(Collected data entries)
******************************
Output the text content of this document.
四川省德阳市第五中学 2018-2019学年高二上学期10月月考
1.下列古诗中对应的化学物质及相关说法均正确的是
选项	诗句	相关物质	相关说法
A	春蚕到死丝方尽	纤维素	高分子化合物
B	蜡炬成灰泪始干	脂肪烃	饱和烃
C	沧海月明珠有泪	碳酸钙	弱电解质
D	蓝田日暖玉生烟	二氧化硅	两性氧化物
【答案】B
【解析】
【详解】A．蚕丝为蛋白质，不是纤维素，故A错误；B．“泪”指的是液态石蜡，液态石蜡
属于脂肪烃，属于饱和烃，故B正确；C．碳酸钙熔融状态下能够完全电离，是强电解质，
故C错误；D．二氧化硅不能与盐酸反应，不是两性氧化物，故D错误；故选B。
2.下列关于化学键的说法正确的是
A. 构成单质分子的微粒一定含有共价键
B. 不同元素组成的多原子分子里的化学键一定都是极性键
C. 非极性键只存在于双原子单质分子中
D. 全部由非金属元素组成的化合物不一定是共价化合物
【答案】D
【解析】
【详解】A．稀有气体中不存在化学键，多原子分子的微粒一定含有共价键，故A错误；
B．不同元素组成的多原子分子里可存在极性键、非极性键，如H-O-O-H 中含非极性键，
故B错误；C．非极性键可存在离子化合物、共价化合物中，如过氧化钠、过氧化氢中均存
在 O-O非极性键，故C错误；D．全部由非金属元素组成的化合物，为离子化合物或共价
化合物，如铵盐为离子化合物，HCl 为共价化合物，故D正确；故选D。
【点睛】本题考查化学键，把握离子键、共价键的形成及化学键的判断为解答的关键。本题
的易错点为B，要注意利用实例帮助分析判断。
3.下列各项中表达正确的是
******************************
**The problem**:
Working from the material above, state how many lines contain "故C错误"; give only the number.

**Answer to the task**:
2